**Problem requirements:** Output every entry exactly as given.
★ ★ ★ ★ ★
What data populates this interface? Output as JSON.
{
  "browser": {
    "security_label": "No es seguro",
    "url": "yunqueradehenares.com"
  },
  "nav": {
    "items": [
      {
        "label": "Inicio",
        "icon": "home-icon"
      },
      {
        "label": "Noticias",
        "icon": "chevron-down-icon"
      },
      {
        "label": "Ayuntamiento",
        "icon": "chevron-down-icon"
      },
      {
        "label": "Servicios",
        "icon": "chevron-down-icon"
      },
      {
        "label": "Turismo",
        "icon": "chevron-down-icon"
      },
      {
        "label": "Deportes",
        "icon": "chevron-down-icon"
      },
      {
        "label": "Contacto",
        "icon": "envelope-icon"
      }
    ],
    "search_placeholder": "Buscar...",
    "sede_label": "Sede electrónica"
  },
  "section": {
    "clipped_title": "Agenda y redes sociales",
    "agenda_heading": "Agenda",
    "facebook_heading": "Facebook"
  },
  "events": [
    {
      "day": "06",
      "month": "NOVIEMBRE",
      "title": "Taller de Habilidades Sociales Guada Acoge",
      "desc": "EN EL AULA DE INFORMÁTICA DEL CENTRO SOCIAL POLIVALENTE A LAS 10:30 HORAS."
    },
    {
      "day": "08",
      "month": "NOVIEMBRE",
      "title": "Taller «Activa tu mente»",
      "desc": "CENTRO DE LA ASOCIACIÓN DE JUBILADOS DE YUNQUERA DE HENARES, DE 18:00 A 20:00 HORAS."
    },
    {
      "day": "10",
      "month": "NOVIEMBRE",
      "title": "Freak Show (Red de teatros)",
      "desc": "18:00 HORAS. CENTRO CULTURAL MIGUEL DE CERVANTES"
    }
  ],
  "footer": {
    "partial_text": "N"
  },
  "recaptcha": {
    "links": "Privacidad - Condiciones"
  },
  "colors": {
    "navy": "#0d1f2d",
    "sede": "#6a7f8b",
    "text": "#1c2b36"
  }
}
★ ★ ★ ★ ★
**Finished answer:**
What data populates this interface? Output as JSON.
{
  "browser": {
    "security_label": "No es seguro",
    "url": "yunqueradehenares.com"
  },
  "nav": {
    "items": [
      {
        "label": "Inicio",
        "icon": "home-icon"
      },
      {
        "label": "Noticias",
        "icon": "chevron-down-icon"
      },
      {
        "label": "Ayuntamiento",
        "icon": "chevron-down-icon"
      },
      {
        "label": "Servicios",
        "icon": "chevron-down-icon"
      },
      {
        "label": "Turismo",
        "icon": "chevron-down-icon"
      },
      {
        "label": "Deportes",
        "icon": "chevron-down-icon"
      },
      {
        "label": "Contacto",
        "icon": "envelope-icon"
      }
    ],
    "search_placeholder": "Buscar...",
    "sede_label": "Sede electrónica"
  },
  "section": {
    "clipped_title": "Agenda y redes sociales",
    "agenda_heading": "Agenda",
    "facebook_heading": "Facebook"
  },
  "events": [
    {
      "day": "06",
      "month": "NOVIEMBRE",
      "title": "Taller de Habilidades Sociales Guada Acoge",
      "desc": "EN EL AULA DE INFORMÁTICA DEL CENTRO SOCIAL POLIVALENTE A LAS 10:30 HORAS."
    },
    {
      "day": "08",
      "month": "NOVIEMBRE",
      "title": "Taller «Activa tu mente»",
      "desc": "CENTRO DE LA ASOCIACIÓN DE JUBILADOS DE YUNQUERA DE HENARES, DE 18:00 A 20:00 HORAS."
    },
    {
      "day": "10",
      "month": "NOVIEMBRE",
      "title": "Freak Show (Red de teatros)",
      "desc": "18:00 HORAS. CENTRO CULTURAL MIGUEL DE CERVANTES"
    }
  ],
  "footer": {
    "partial_text": "N"
  },
  "recaptcha": {
    "links": "Privacidad - Condiciones"
  },
  "colors": {
    "navy": "#0d1f2d",
    "sede": "#6a7f8b",
    "text": "#1c2b36"
  }
}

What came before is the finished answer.